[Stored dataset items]
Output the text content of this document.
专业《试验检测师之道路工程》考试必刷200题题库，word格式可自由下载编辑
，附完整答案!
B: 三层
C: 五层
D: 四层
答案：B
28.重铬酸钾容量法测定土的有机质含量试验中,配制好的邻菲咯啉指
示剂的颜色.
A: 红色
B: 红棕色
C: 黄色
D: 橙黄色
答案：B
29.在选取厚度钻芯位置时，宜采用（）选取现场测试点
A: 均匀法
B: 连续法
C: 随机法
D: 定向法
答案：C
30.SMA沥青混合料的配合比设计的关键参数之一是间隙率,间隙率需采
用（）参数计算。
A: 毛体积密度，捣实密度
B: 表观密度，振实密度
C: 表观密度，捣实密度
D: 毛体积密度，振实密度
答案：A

== WORK TO DO ==
Reproduce all of the entries word for word.

== FINISHED TASK ==
Output the text content of this document.
专业《试验检测师之道路工程》考试必刷200题题库，word格式可自由下载编辑
，附完整答案!
B: 三层
C: 五层
D: 四层
答案：B
28.重铬酸钾容量法测定土的有机质含量试验中,配制好的邻菲咯啉指
示剂的颜色.
A: 红色
B: 红棕色
C: 黄色
D: 橙黄色
答案：B
29.在选取厚度钻芯位置时，宜采用（）选取现场测试点
A: 均匀法
B: 连续法
C: 随机法
D: 定向法
答案：C
30.SMA沥青混合料的配合比设计的关键参数之一是间隙率,间隙率需采
用（）参数计算。
A: 毛体积密度，捣实密度
B: 表观密度，振实密度
C: 表观密度，捣实密度
D: 毛体积密度，振实密度
答案：A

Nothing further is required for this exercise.